THE REQUEST — Tally the lines containing the word "Prohlédnutí", and report the tally alone.

MATERIAL SHOWN —
--
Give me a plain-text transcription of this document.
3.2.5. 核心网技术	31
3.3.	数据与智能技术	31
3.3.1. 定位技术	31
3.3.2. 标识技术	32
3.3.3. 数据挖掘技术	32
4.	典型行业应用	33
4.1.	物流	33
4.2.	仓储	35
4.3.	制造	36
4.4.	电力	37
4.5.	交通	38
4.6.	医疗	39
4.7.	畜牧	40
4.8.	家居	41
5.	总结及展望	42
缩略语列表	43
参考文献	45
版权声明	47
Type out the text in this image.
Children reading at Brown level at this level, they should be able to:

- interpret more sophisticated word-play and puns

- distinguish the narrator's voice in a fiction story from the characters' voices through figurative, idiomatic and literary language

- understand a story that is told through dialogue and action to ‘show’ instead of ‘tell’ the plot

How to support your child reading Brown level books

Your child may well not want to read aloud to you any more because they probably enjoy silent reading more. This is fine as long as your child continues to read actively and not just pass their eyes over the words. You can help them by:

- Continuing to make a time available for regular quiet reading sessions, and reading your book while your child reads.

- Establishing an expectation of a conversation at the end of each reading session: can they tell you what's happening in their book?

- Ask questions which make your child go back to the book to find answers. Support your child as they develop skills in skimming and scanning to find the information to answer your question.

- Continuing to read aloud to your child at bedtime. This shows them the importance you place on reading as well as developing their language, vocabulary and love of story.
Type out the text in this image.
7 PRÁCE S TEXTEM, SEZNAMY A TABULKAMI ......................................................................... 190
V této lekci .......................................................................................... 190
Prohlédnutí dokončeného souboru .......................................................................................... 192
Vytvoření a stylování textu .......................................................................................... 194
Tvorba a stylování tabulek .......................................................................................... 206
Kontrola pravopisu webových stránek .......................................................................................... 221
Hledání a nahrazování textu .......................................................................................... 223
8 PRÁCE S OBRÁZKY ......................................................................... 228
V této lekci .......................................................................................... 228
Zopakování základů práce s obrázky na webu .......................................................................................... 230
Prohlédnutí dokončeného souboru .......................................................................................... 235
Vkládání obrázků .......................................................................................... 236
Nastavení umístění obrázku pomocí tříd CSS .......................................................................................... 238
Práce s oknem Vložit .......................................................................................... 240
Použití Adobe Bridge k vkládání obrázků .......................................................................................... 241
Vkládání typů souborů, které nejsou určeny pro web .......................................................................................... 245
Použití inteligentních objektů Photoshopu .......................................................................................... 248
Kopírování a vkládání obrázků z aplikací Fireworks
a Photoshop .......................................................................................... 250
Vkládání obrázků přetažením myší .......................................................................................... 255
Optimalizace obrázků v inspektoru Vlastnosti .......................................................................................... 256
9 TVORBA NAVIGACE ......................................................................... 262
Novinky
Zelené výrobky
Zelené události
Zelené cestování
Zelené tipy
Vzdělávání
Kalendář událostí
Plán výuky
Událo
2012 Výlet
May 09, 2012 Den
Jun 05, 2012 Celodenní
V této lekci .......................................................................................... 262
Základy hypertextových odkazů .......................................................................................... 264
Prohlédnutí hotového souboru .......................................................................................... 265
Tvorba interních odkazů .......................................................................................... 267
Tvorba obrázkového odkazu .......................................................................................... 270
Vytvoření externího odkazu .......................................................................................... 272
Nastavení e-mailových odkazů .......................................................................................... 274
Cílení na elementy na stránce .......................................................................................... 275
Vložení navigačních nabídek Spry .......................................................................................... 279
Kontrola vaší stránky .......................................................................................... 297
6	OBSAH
--
SOLUTION TO THIS TASK — 3